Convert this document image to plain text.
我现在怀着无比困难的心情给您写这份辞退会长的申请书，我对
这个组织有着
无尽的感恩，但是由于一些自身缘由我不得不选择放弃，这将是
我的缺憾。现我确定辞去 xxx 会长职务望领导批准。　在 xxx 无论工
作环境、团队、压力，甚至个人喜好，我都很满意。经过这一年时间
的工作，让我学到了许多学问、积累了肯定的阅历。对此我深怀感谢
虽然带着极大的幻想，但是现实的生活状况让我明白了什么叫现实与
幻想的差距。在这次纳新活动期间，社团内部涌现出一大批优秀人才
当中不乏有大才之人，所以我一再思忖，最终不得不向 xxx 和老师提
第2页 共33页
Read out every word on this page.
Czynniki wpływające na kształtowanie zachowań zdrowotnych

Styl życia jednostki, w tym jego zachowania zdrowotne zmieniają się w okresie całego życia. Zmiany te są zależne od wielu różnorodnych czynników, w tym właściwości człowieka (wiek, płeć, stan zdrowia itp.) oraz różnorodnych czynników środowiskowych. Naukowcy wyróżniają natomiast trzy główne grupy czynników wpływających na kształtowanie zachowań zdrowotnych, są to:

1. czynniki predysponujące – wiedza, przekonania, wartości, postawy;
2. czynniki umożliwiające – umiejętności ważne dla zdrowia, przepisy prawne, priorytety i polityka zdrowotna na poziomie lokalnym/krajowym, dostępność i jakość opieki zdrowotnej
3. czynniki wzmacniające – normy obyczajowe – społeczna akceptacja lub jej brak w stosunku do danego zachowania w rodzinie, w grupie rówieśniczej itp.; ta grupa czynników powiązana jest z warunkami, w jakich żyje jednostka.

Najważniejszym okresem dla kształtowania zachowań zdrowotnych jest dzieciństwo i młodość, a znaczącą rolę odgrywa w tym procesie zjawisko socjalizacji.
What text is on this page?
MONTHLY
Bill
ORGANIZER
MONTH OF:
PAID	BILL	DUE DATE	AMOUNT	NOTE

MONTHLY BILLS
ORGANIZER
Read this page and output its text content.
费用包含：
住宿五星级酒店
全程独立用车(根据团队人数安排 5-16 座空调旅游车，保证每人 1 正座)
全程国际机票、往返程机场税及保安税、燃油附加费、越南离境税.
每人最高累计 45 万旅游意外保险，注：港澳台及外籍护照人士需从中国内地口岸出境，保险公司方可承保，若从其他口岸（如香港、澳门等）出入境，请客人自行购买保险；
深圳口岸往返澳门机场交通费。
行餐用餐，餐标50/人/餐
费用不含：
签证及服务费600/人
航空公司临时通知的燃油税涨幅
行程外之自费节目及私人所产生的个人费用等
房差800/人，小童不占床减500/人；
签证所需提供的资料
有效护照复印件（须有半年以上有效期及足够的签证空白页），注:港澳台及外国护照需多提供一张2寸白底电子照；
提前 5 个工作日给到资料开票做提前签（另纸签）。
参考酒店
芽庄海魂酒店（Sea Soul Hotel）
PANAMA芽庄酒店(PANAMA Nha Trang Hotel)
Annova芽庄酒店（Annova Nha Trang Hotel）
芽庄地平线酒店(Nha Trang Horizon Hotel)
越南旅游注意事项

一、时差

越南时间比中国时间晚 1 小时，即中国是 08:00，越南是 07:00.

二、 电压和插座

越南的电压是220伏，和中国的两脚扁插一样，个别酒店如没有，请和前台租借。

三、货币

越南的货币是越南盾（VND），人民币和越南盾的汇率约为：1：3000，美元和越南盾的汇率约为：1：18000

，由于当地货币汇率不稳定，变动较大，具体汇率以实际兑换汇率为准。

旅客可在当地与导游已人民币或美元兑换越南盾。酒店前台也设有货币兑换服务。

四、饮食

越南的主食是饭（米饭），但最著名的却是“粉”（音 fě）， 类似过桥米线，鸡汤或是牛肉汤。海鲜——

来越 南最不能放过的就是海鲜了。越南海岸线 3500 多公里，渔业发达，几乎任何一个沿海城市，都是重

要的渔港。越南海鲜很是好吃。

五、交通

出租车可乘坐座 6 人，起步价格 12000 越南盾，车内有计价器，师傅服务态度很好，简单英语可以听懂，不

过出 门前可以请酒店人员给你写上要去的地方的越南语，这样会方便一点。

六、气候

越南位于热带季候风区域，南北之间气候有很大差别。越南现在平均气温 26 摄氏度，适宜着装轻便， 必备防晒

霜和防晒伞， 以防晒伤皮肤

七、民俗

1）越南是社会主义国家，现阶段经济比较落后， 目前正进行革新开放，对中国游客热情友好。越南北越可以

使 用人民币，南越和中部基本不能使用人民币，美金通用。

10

____________

Task goal: Above are some records. Print them all exactly.

Expected answer:
Convert this document image to plain text.
我现在怀着无比困难的心情给您写这份辞退会长的申请书，我对
这个组织有着
无尽的感恩，但是由于一些自身缘由我不得不选择放弃，这将是
我的缺憾。现我确定辞去 xxx 会长职务望领导批准。　在 xxx 无论工
作环境、团队、压力，甚至个人喜好，我都很满意。经过这一年时间
的工作，让我学到了许多学问、积累了肯定的阅历。对此我深怀感谢
虽然带着极大的幻想，但是现实的生活状况让我明白了什么叫现实与
幻想的差距。在这次纳新活动期间，社团内部涌现出一大批优秀人才
当中不乏有大才之人，所以我一再思忖，最终不得不向 xxx 和老师提
第2页 共33页
Read out every word on this page.
Czynniki wpływające na kształtowanie zachowań zdrowotnych

Styl życia jednostki, w tym jego zachowania zdrowotne zmieniają się w okresie całego życia. Zmiany te są zależne od wielu różnorodnych czynników, w tym właściwości człowieka (wiek, płeć, stan zdrowia itp.) oraz różnorodnych czynników środowiskowych. Naukowcy wyróżniają natomiast trzy główne grupy czynników wpływających na kształtowanie zachowań zdrowotnych, są to:

1. czynniki predysponujące – wiedza, przekonania, wartości, postawy;
2. czynniki umożliwiające – umiejętności ważne dla zdrowia, przepisy prawne, priorytety i polityka zdrowotna na poziomie lokalnym/krajowym, dostępność i jakość opieki zdrowotnej
3. czynniki wzmacniające – normy obyczajowe – społeczna akceptacja lub jej brak w stosunku do danego zachowania w rodzinie, w grupie rówieśniczej itp.; ta grupa czynników powiązana jest z warunkami, w jakich żyje jednostka.

Najważniejszym okresem dla kształtowania zachowań zdrowotnych jest dzieciństwo i młodość, a znaczącą rolę odgrywa w tym procesie zjawisko socjalizacji.
What text is on this page?
MONTHLY
Bill
ORGANIZER
MONTH OF:
PAID	BILL	DUE DATE	AMOUNT	NOTE

MONTHLY BILLS
ORGANIZER
Read this page and output its text content.
费用包含：
住宿五星级酒店
全程独立用车(根据团队人数安排 5-16 座空调旅游车，保证每人 1 正座)
全程国际机票、往返程机场税及保安税、燃油附加费、越南离境税.
每人最高累计 45 万旅游意外保险，注：港澳台及外籍护照人士需从中国内地口岸出境，保险公司方可承保，若从其他口岸（如香港、澳门等）出入境，请客人自行购买保险；
深圳口岸往返澳门机场交通费。
行餐用餐，餐标50/人/餐
费用不含：
签证及服务费600/人
航空公司临时通知的燃油税涨幅
行程外之自费节目及私人所产生的个人费用等
房差800/人，小童不占床减500/人；
签证所需提供的资料
有效护照复印件（须有半年以上有效期及足够的签证空白页），注:港澳台及外国护照需多提供一张2寸白底电子照；
提前 5 个工作日给到资料开票做提前签（另纸签）。
参考酒店
芽庄海魂酒店（Sea Soul Hotel）
PANAMA芽庄酒店(PANAMA Nha Trang Hotel)
Annova芽庄酒店（Annova Nha Trang Hotel）
芽庄地平线酒店(Nha Trang Horizon Hotel)
越南旅游注意事项

一、时差

越南时间比中国时间晚 1 小时，即中国是 08:00，越南是 07:00.

二、 电压和插座

越南的电压是220伏，和中国的两脚扁插一样，个别酒店如没有，请和前台租借。

三、货币

越南的货币是越南盾（VND），人民币和越南盾的汇率约为：1：3000，美元和越南盾的汇率约为：1：18000

，由于当地货币汇率不稳定，变动较大，具体汇率以实际兑换汇率为准。

旅客可在当地与导游已人民币或美元兑换越南盾。酒店前台也设有货币兑换服务。

四、饮食

越南的主食是饭（米饭），但最著名的却是“粉”（音 fě）， 类似过桥米线，鸡汤或是牛肉汤。海鲜——

来越 南最不能放过的就是海鲜了。越南海岸线 3500 多公里，渔业发达，几乎任何一个沿海城市，都是重

要的渔港。越南海鲜很是好吃。

五、交通

出租车可乘坐座 6 人，起步价格 12000 越南盾，车内有计价器，师傅服务态度很好，简单英语可以听懂，不

过出 门前可以请酒店人员给你写上要去的地方的越南语，这样会方便一点。

六、气候

越南位于热带季候风区域，南北之间气候有很大差别。越南现在平均气温 26 摄氏度，适宜着装轻便， 必备防晒

霜和防晒伞， 以防晒伤皮肤

七、民俗

1）越南是社会主义国家，现阶段经济比较落后， 目前正进行革新开放，对中国游客热情友好。越南北越可以

使 用人民币，南越和中部基本不能使用人民币，美金通用。

10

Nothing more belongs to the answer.